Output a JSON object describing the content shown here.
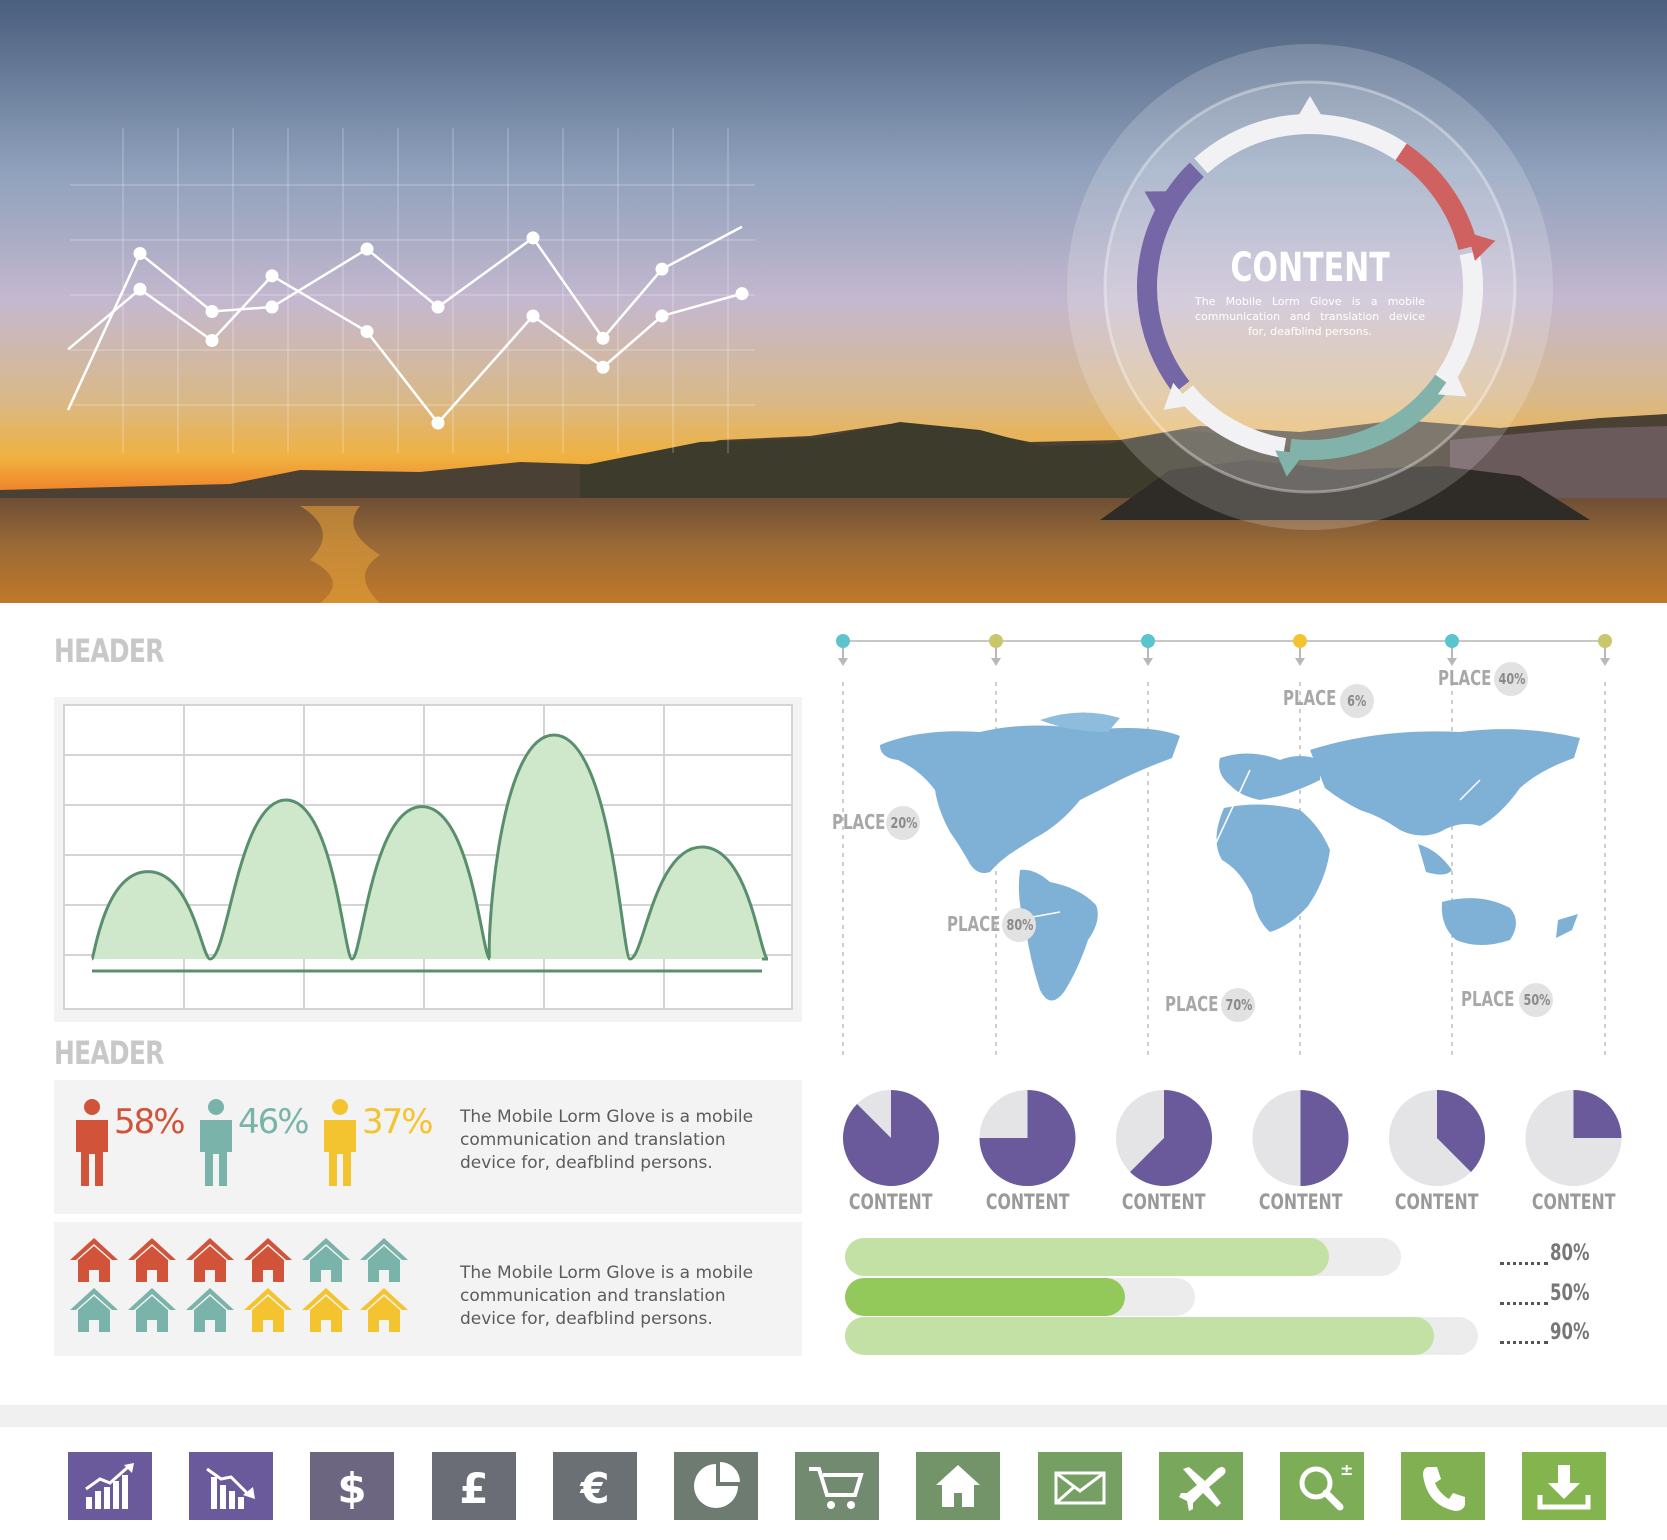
{
  "hero": {
    "ring_title": "CONTENT",
    "ring_text": "The Mobile Lorm Glove is a mobile communication and translation device for, deafblind persons."
  },
  "line_chart": {
    "type": "line",
    "x": [
      0,
      1,
      2,
      3,
      4,
      5,
      6,
      7,
      8,
      9,
      10
    ],
    "series": [
      {
        "values": [
          0.0,
          0.76,
          0.5,
          0.52,
          0.78,
          0.52,
          0.83,
          0.38,
          0.69,
          0.88,
          null
        ]
      },
      {
        "values": [
          0.33,
          0.6,
          0.37,
          0.66,
          0.41,
          0.0,
          0.48,
          0.25,
          0.48,
          0.58,
          0.58
        ]
      }
    ],
    "grid": true
  },
  "area_chart": {
    "type": "area",
    "header": "HEADER",
    "peaks": [
      0.39,
      0.71,
      0.68,
      1.0,
      0.5
    ],
    "grid": true,
    "color": "#cfe8cc",
    "line_color": "#5a8f6e"
  },
  "people": {
    "header": "HEADER",
    "items": [
      {
        "value": "58%",
        "color": "#d1543a"
      },
      {
        "value": "46%",
        "color": "#7ab3aa"
      },
      {
        "value": "37%",
        "color": "#f4c430"
      }
    ],
    "text": "The Mobile Lorm Glove is a mobile communication and translation device for, deafblind persons."
  },
  "houses": {
    "rows": [
      [
        "#d1543a",
        "#d1543a",
        "#d1543a",
        "#d1543a",
        "#7ab3aa",
        "#7ab3aa"
      ],
      [
        "#7ab3aa",
        "#7ab3aa",
        "#7ab3aa",
        "#f4c430",
        "#f4c430",
        "#f4c430"
      ]
    ],
    "text": "The Mobile Lorm Glove is a mobile communication and translation device for, deafblind persons."
  },
  "map": {
    "timeline_colors": [
      "#5bc4cc",
      "#c9c76a",
      "#5bc4cc",
      "#f4c430",
      "#5bc4cc",
      "#c9c76a"
    ],
    "places": [
      {
        "label": "PLACE",
        "value": "20%"
      },
      {
        "label": "PLACE",
        "value": "80%"
      },
      {
        "label": "PLACE",
        "value": "70%"
      },
      {
        "label": "PLACE",
        "value": "6%"
      },
      {
        "label": "PLACE",
        "value": "40%"
      },
      {
        "label": "PLACE",
        "value": "50%"
      }
    ]
  },
  "pies": {
    "type": "pie",
    "color": "#6a5a9c",
    "rest_color": "#e4e4e6",
    "items": [
      {
        "label": "CONTENT",
        "fraction": 0.875
      },
      {
        "label": "CONTENT",
        "fraction": 0.75
      },
      {
        "label": "CONTENT",
        "fraction": 0.625
      },
      {
        "label": "CONTENT",
        "fraction": 0.5
      },
      {
        "label": "CONTENT",
        "fraction": 0.375
      },
      {
        "label": "CONTENT",
        "fraction": 0.25
      }
    ]
  },
  "bars": {
    "type": "bar",
    "items": [
      {
        "value": "80%",
        "fraction": 0.87,
        "color": "#c3e0a5"
      },
      {
        "value": "50%",
        "fraction": 0.8,
        "color": "#92c95a"
      },
      {
        "value": "90%",
        "fraction": 0.93,
        "color": "#c3e0a5"
      }
    ]
  },
  "icons": [
    {
      "name": "chart-up-icon",
      "color": "#6a5a9c"
    },
    {
      "name": "chart-down-icon",
      "color": "#6a5a9c"
    },
    {
      "name": "dollar-icon",
      "color": "#6d6680"
    },
    {
      "name": "pound-icon",
      "color": "#6b6d76"
    },
    {
      "name": "euro-icon",
      "color": "#6a7074"
    },
    {
      "name": "pie-chart-icon",
      "color": "#6e7b70"
    },
    {
      "name": "cart-icon",
      "color": "#728a6f"
    },
    {
      "name": "home-icon",
      "color": "#739468"
    },
    {
      "name": "mail-icon",
      "color": "#76a063"
    },
    {
      "name": "plane-icon",
      "color": "#79a75c"
    },
    {
      "name": "search-icon",
      "color": "#7dad57"
    },
    {
      "name": "phone-icon",
      "color": "#80b052"
    },
    {
      "name": "download-icon",
      "color": "#84b44e"
    }
  ]
}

▬▬▬▬▬▬

- _Exercise_: Retype each line of the listing above word for word. Exclude the pictures.

- _Result of this task_:
Output a JSON object describing the content shown here.
{
  "hero": {
    "ring_title": "CONTENT",
    "ring_text": "The Mobile Lorm Glove is a mobile communication and translation device for, deafblind persons."
  },
  "line_chart": {
    "type": "line",
    "x": [
      0,
      1,
      2,
      3,
      4,
      5,
      6,
      7,
      8,
      9,
      10
    ],
    "series": [
      {
        "values": [
          0.0,
          0.76,
          0.5,
          0.52,
          0.78,
          0.52,
          0.83,
          0.38,
          0.69,
          0.88,
          null
        ]
      },
      {
        "values": [
          0.33,
          0.6,
          0.37,
          0.66,
          0.41,
          0.0,
          0.48,
          0.25,
          0.48,
          0.58,
          0.58
        ]
      }
    ],
    "grid": true
  },
  "area_chart": {
    "type": "area",
    "header": "HEADER",
    "peaks": [
      0.39,
      0.71,
      0.68,
      1.0,
      0.5
    ],
    "grid": true,
    "color": "#cfe8cc",
    "line_color": "#5a8f6e"
  },
  "people": {
    "header": "HEADER",
    "items": [
      {
        "value": "58%",
        "color": "#d1543a"
      },
      {
        "value": "46%",
        "color": "#7ab3aa"
      },
      {
        "value": "37%",
        "color": "#f4c430"
      }
    ],
    "text": "The Mobile Lorm Glove is a mobile communication and translation device for, deafblind persons."
  },
  "houses": {
    "rows": [
      [
        "#d1543a",
        "#d1543a",
        "#d1543a",
        "#d1543a",
        "#7ab3aa",
        "#7ab3aa"
      ],
      [
        "#7ab3aa",
        "#7ab3aa",
        "#7ab3aa",
        "#f4c430",
        "#f4c430",
        "#f4c430"
      ]
    ],
    "text": "The Mobile Lorm Glove is a mobile communication and translation device for, deafblind persons."
  },
  "map": {
    "timeline_colors": [
      "#5bc4cc",
      "#c9c76a",
      "#5bc4cc",
      "#f4c430",
      "#5bc4cc",
      "#c9c76a"
    ],
    "places": [
      {
        "label": "PLACE",
        "value": "20%"
      },
      {
        "label": "PLACE",
        "value": "80%"
      },
      {
        "label": "PLACE",
        "value": "70%"
      },
      {
        "label": "PLACE",
        "value": "6%"
      },
      {
        "label": "PLACE",
        "value": "40%"
      },
      {
        "label": "PLACE",
        "value": "50%"
      }
    ]
  },
  "pies": {
    "type": "pie",
    "color": "#6a5a9c",
    "rest_color": "#e4e4e6",
    "items": [
      {
        "label": "CONTENT",
        "fraction": 0.875
      },
      {
        "label": "CONTENT",
        "fraction": 0.75
      },
      {
        "label": "CONTENT",
        "fraction": 0.625
      },
      {
        "label": "CONTENT",
        "fraction": 0.5
      },
      {
        "label": "CONTENT",
        "fraction": 0.375
      },
      {
        "label": "CONTENT",
        "fraction": 0.25
      }
    ]
  },
  "bars": {
    "type": "bar",
    "items": [
      {
        "value": "80%",
        "fraction": 0.87,
        "color": "#c3e0a5"
      },
      {
        "value": "50%",
        "fraction": 0.8,
        "color": "#92c95a"
      },
      {
        "value": "90%",
        "fraction": 0.93,
        "color": "#c3e0a5"
      }
    ]
  },
  "icons": [
    {
      "name": "chart-up-icon",
      "color": "#6a5a9c"
    },
    {
      "name": "chart-down-icon",
      "color": "#6a5a9c"
    },
    {
      "name": "dollar-icon",
      "color": "#6d6680"
    },
    {
      "name": "pound-icon",
      "color": "#6b6d76"
    },
    {
      "name": "euro-icon",
      "color": "#6a7074"
    },
    {
      "name": "pie-chart-icon",
      "color": "#6e7b70"
    },
    {
      "name": "cart-icon",
      "color": "#728a6f"
    },
    {
      "name": "home-icon",
      "color": "#739468"
    },
    {
      "name": "mail-icon",
      "color": "#76a063"
    },
    {
      "name": "plane-icon",
      "color": "#79a75c"
    },
    {
      "name": "search-icon",
      "color": "#7dad57"
    },
    {
      "name": "phone-icon",
      "color": "#80b052"
    },
    {
      "name": "download-icon",
      "color": "#84b44e"
    }
  ]
}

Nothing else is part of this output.